[Records from a data source]
☆ ☆ ☆ ☆ ☆
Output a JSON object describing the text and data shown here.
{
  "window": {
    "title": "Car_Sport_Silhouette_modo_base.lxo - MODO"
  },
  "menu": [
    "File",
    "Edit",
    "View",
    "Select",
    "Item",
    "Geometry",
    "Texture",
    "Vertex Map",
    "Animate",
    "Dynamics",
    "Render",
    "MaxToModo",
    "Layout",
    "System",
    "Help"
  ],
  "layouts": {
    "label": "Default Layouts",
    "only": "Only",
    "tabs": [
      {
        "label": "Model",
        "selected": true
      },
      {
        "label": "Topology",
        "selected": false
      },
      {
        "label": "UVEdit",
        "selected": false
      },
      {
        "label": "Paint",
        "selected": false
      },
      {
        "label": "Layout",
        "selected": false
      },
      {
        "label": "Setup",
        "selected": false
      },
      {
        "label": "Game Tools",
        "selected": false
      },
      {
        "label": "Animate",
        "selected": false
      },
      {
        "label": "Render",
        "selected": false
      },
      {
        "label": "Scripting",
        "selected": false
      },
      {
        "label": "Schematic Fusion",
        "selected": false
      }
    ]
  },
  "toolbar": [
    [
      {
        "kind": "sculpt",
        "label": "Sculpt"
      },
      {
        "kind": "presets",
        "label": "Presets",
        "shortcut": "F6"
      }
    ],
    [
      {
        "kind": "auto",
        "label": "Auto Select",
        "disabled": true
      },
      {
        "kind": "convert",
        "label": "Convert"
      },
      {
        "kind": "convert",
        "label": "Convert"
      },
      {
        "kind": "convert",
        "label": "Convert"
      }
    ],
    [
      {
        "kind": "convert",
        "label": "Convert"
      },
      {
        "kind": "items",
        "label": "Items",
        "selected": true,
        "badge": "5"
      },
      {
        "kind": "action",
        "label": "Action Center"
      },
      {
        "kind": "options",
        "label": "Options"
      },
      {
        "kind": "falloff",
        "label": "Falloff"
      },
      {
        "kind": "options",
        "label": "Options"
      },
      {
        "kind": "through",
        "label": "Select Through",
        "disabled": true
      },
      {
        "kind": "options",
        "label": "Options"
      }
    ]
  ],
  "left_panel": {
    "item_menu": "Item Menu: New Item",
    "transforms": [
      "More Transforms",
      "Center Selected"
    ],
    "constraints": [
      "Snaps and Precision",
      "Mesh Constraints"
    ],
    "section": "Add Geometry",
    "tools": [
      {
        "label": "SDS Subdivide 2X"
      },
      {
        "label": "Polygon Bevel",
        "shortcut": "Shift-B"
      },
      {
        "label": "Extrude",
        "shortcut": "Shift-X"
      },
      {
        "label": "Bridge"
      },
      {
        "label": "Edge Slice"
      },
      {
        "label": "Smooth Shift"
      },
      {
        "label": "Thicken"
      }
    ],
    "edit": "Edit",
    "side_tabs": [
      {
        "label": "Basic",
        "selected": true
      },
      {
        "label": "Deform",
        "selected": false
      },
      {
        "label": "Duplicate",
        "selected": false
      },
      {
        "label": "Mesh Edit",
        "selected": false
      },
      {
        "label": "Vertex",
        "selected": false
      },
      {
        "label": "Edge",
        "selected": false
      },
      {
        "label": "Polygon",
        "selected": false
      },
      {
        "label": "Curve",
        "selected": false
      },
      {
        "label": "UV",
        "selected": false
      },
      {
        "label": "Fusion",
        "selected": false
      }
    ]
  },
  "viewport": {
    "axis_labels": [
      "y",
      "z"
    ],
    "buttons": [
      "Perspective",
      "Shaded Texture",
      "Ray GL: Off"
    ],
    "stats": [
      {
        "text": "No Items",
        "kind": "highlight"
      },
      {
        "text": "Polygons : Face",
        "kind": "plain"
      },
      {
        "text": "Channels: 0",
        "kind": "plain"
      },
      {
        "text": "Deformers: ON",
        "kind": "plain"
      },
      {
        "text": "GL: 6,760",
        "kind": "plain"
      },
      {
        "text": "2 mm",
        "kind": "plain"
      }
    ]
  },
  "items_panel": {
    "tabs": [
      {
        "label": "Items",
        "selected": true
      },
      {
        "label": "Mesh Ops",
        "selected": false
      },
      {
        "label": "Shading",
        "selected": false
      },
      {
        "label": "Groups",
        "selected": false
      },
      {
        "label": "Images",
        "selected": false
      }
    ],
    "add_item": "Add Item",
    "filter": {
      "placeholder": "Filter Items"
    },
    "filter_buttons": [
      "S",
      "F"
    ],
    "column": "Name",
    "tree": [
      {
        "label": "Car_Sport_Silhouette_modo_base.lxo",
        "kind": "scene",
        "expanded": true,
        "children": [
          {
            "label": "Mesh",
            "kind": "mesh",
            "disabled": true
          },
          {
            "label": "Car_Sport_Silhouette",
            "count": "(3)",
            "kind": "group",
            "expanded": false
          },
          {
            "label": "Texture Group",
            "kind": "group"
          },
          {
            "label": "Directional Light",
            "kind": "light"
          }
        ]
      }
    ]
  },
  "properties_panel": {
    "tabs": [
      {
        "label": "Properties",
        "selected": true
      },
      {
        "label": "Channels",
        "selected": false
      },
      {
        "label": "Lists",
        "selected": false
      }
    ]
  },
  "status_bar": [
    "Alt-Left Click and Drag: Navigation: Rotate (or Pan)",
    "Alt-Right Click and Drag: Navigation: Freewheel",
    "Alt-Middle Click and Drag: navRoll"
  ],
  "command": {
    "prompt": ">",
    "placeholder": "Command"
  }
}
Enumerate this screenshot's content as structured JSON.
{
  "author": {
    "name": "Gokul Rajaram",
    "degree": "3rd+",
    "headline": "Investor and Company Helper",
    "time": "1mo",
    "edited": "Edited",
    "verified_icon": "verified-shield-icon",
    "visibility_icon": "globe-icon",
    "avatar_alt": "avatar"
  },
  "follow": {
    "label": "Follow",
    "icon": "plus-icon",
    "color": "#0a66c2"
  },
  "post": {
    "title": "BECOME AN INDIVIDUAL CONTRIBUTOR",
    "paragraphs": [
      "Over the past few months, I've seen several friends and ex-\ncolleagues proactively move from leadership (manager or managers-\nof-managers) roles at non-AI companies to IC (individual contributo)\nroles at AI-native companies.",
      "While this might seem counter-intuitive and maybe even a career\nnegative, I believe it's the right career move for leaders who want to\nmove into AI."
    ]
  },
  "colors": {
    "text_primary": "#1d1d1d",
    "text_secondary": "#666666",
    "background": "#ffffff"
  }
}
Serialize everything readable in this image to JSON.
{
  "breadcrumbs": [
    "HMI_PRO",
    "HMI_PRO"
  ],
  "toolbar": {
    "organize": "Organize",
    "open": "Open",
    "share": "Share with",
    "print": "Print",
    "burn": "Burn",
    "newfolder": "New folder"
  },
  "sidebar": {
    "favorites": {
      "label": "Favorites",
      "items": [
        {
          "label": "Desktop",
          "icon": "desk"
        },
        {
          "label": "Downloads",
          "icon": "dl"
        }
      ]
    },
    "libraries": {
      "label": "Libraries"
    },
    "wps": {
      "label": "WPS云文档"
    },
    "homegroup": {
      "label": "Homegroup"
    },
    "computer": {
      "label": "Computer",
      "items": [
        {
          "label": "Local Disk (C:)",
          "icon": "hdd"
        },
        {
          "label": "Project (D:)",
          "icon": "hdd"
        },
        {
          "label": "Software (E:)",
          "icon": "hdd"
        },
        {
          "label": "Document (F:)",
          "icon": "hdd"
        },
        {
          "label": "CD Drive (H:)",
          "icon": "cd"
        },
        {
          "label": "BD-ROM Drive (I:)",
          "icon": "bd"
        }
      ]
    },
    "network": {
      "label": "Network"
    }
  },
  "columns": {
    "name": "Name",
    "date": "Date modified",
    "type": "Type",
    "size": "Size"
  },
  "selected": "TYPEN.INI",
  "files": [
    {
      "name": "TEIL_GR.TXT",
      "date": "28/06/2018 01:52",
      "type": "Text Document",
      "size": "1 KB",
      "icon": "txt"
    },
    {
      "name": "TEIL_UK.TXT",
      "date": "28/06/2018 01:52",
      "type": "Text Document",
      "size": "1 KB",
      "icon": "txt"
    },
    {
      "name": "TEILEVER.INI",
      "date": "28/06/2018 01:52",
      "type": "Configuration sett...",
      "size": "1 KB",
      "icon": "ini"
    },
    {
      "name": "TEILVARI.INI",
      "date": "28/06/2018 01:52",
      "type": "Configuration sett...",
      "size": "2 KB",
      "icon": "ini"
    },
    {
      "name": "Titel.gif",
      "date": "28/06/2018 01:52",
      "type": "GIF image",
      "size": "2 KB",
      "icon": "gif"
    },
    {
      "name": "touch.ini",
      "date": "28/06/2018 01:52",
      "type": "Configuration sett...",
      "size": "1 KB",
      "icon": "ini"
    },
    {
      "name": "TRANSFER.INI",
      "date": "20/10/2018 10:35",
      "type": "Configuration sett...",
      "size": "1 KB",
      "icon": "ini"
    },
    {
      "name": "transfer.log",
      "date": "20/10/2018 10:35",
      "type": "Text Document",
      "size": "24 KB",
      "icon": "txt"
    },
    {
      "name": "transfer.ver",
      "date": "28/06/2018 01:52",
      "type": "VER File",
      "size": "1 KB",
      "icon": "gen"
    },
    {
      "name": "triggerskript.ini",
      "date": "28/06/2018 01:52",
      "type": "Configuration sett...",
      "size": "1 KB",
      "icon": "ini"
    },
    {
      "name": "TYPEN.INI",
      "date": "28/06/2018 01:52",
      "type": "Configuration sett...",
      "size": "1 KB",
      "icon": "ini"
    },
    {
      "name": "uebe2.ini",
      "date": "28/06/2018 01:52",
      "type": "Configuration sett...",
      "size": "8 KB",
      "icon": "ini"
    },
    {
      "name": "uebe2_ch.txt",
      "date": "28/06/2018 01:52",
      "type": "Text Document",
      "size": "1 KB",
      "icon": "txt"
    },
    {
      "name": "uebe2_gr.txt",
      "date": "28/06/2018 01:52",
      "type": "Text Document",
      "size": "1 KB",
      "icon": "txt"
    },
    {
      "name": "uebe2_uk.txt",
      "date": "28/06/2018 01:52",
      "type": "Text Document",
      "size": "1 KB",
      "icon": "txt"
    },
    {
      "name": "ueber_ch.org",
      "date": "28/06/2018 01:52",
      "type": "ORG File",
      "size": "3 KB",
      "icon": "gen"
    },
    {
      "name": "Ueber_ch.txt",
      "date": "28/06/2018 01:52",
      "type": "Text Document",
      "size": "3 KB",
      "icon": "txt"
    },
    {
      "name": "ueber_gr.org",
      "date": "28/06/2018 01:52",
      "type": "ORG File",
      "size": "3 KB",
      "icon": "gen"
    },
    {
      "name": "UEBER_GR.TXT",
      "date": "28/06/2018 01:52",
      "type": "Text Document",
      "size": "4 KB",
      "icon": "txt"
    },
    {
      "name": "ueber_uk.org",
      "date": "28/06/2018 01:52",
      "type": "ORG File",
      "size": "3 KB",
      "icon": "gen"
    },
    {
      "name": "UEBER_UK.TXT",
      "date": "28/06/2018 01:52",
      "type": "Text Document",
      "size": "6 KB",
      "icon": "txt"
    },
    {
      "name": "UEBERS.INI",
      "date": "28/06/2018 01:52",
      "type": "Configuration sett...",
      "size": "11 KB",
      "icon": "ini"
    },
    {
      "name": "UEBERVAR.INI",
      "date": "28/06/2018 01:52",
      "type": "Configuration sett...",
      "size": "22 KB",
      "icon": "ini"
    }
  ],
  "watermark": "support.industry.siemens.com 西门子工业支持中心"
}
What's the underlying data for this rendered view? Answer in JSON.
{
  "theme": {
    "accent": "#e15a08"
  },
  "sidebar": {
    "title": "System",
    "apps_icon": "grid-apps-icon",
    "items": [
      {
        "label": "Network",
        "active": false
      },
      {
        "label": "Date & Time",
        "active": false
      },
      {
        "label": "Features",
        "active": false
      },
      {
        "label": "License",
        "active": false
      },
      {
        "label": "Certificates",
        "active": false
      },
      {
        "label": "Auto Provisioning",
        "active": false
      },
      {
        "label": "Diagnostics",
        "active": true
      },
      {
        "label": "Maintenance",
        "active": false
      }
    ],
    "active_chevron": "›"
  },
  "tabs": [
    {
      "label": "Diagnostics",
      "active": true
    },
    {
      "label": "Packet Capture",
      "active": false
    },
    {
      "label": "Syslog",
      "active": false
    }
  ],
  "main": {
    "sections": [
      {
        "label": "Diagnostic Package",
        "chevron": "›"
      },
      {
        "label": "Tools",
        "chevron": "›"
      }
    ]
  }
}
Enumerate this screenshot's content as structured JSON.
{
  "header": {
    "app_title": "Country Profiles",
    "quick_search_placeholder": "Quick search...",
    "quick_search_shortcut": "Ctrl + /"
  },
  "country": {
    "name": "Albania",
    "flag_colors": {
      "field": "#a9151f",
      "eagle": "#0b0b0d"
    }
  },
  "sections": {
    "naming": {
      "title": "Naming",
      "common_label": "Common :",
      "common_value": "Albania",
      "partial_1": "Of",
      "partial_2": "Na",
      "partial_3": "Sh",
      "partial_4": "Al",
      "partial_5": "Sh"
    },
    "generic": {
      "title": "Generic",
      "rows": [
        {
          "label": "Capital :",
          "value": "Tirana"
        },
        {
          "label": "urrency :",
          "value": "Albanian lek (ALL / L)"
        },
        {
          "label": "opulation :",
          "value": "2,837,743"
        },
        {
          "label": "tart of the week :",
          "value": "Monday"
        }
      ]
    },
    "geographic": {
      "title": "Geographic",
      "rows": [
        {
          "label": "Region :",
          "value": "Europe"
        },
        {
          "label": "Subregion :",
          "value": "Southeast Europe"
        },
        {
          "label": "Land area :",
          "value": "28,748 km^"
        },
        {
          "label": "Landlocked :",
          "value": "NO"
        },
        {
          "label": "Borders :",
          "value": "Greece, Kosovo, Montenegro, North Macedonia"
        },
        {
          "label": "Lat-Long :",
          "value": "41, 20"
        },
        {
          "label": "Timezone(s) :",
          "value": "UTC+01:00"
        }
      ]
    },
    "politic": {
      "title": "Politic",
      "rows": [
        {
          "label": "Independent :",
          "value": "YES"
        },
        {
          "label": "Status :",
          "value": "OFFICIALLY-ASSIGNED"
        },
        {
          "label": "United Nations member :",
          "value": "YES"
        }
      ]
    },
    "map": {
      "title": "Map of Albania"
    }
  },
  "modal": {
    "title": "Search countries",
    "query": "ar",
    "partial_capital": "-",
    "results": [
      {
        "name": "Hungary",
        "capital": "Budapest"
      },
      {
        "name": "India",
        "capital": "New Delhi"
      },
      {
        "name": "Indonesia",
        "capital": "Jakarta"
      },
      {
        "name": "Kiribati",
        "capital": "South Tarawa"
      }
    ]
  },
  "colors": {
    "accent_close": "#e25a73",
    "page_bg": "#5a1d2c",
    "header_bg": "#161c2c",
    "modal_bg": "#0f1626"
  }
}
☆ ☆ ☆ ☆ ☆
REQUIREMENT: Using the listing, copy every line where the word "Texture" shows up.

WRITTEN RESPONSE:
    "Texture",
      "Shaded Texture",
            "label": "Texture Group",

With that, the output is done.